[start]

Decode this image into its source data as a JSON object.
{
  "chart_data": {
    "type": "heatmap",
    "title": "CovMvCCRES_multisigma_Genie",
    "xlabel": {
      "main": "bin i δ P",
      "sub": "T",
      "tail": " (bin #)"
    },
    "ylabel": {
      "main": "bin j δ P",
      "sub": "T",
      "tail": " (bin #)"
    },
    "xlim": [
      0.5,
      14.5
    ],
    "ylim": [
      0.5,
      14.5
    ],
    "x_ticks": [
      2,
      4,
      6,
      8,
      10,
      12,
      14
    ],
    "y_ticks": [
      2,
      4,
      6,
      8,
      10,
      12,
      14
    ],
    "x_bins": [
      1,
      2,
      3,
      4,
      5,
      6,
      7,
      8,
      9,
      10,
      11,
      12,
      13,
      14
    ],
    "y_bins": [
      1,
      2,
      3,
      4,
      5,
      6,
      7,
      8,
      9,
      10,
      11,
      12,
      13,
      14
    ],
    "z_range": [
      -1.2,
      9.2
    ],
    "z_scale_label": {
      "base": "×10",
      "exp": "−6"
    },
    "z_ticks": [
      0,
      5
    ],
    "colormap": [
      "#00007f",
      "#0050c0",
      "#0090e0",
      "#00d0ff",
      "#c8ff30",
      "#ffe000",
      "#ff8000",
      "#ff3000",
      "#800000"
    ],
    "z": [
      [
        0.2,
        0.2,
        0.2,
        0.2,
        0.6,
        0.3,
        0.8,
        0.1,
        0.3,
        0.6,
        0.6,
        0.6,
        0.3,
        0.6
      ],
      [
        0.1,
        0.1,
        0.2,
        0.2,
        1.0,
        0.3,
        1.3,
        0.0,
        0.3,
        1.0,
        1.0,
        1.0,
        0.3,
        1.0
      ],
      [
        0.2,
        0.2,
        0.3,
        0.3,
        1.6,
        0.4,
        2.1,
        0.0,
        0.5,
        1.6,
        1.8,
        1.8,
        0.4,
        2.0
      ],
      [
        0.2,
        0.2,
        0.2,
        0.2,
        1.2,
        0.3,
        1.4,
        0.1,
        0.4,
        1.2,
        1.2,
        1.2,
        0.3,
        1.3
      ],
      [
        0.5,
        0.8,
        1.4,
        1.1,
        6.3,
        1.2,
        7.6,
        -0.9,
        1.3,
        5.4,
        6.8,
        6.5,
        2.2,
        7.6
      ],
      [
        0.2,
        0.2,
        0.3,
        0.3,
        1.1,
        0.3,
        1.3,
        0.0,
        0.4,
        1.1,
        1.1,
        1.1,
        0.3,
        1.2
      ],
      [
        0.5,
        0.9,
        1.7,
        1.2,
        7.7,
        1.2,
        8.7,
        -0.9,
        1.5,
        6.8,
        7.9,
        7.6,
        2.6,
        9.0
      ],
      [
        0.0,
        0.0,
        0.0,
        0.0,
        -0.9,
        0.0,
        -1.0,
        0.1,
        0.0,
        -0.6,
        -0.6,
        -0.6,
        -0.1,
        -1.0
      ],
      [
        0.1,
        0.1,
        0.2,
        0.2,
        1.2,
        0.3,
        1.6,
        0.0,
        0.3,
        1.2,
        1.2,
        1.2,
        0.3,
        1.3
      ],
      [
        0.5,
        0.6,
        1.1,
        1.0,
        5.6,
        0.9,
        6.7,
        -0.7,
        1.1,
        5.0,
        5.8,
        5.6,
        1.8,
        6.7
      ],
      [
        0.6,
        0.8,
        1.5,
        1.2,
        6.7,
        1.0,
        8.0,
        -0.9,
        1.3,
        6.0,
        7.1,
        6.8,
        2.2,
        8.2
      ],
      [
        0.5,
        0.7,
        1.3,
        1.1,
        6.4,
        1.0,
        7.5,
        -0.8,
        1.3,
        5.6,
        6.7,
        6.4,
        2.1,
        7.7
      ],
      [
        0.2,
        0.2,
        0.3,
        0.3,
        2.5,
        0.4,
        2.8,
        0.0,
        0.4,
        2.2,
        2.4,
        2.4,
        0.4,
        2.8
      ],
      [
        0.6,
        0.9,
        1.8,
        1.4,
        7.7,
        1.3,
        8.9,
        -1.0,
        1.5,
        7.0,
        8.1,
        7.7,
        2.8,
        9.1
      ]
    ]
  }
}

[end]

Written instruction:
Quote every record above exactly.

Solution below:
Decode this image into its source data as a JSON object.
{
  "chart_data": {
    "type": "heatmap",
    "title": "CovMvCCRES_multisigma_Genie",
    "xlabel": {
      "main": "bin i δ P",
      "sub": "T",
      "tail": " (bin #)"
    },
    "ylabel": {
      "main": "bin j δ P",
      "sub": "T",
      "tail": " (bin #)"
    },
    "xlim": [
      0.5,
      14.5
    ],
    "ylim": [
      0.5,
      14.5
    ],
    "x_ticks": [
      2,
      4,
      6,
      8,
      10,
      12,
      14
    ],
    "y_ticks": [
      2,
      4,
      6,
      8,
      10,
      12,
      14
    ],
    "x_bins": [
      1,
      2,
      3,
      4,
      5,
      6,
      7,
      8,
      9,
      10,
      11,
      12,
      13,
      14
    ],
    "y_bins": [
      1,
      2,
      3,
      4,
      5,
      6,
      7,
      8,
      9,
      10,
      11,
      12,
      13,
      14
    ],
    "z_range": [
      -1.2,
      9.2
    ],
    "z_scale_label": {
      "base": "×10",
      "exp": "−6"
    },
    "z_ticks": [
      0,
      5
    ],
    "colormap": [
      "#00007f",
      "#0050c0",
      "#0090e0",
      "#00d0ff",
      "#c8ff30",
      "#ffe000",
      "#ff8000",
      "#ff3000",
      "#800000"
    ],
    "z": [
      [
        0.2,
        0.2,
        0.2,
        0.2,
        0.6,
        0.3,
        0.8,
        0.1,
        0.3,
        0.6,
        0.6,
        0.6,
        0.3,
        0.6
      ],
      [
        0.1,
        0.1,
        0.2,
        0.2,
        1.0,
        0.3,
        1.3,
        0.0,
        0.3,
        1.0,
        1.0,
        1.0,
        0.3,
        1.0
      ],
      [
        0.2,
        0.2,
        0.3,
        0.3,
        1.6,
        0.4,
        2.1,
        0.0,
        0.5,
        1.6,
        1.8,
        1.8,
        0.4,
        2.0
      ],
      [
        0.2,
        0.2,
        0.2,
        0.2,
        1.2,
        0.3,
        1.4,
        0.1,
        0.4,
        1.2,
        1.2,
        1.2,
        0.3,
        1.3
      ],
      [
        0.5,
        0.8,
        1.4,
        1.1,
        6.3,
        1.2,
        7.6,
        -0.9,
        1.3,
        5.4,
        6.8,
        6.5,
        2.2,
        7.6
      ],
      [
        0.2,
        0.2,
        0.3,
        0.3,
        1.1,
        0.3,
        1.3,
        0.0,
        0.4,
        1.1,
        1.1,
        1.1,
        0.3,
        1.2
      ],
      [
        0.5,
        0.9,
        1.7,
        1.2,
        7.7,
        1.2,
        8.7,
        -0.9,
        1.5,
        6.8,
        7.9,
        7.6,
        2.6,
        9.0
      ],
      [
        0.0,
        0.0,
        0.0,
        0.0,
        -0.9,
        0.0,
        -1.0,
        0.1,
        0.0,
        -0.6,
        -0.6,
        -0.6,
        -0.1,
        -1.0
      ],
      [
        0.1,
        0.1,
        0.2,
        0.2,
        1.2,
        0.3,
        1.6,
        0.0,
        0.3,
        1.2,
        1.2,
        1.2,
        0.3,
        1.3
      ],
      [
        0.5,
        0.6,
        1.1,
        1.0,
        5.6,
        0.9,
        6.7,
        -0.7,
        1.1,
        5.0,
        5.8,
        5.6,
        1.8,
        6.7
      ],
      [
        0.6,
        0.8,
        1.5,
        1.2,
        6.7,
        1.0,
        8.0,
        -0.9,
        1.3,
        6.0,
        7.1,
        6.8,
        2.2,
        8.2
      ],
      [
        0.5,
        0.7,
        1.3,
        1.1,
        6.4,
        1.0,
        7.5,
        -0.8,
        1.3,
        5.6,
        6.7,
        6.4,
        2.1,
        7.7
      ],
      [
        0.2,
        0.2,
        0.3,
        0.3,
        2.5,
        0.4,
        2.8,
        0.0,
        0.4,
        2.2,
        2.4,
        2.4,
        0.4,
        2.8
      ],
      [
        0.6,
        0.9,
        1.8,
        1.4,
        7.7,
        1.3,
        8.9,
        -1.0,
        1.5,
        7.0,
        8.1,
        7.7,
        2.8,
        9.1
      ]
    ]
  }
}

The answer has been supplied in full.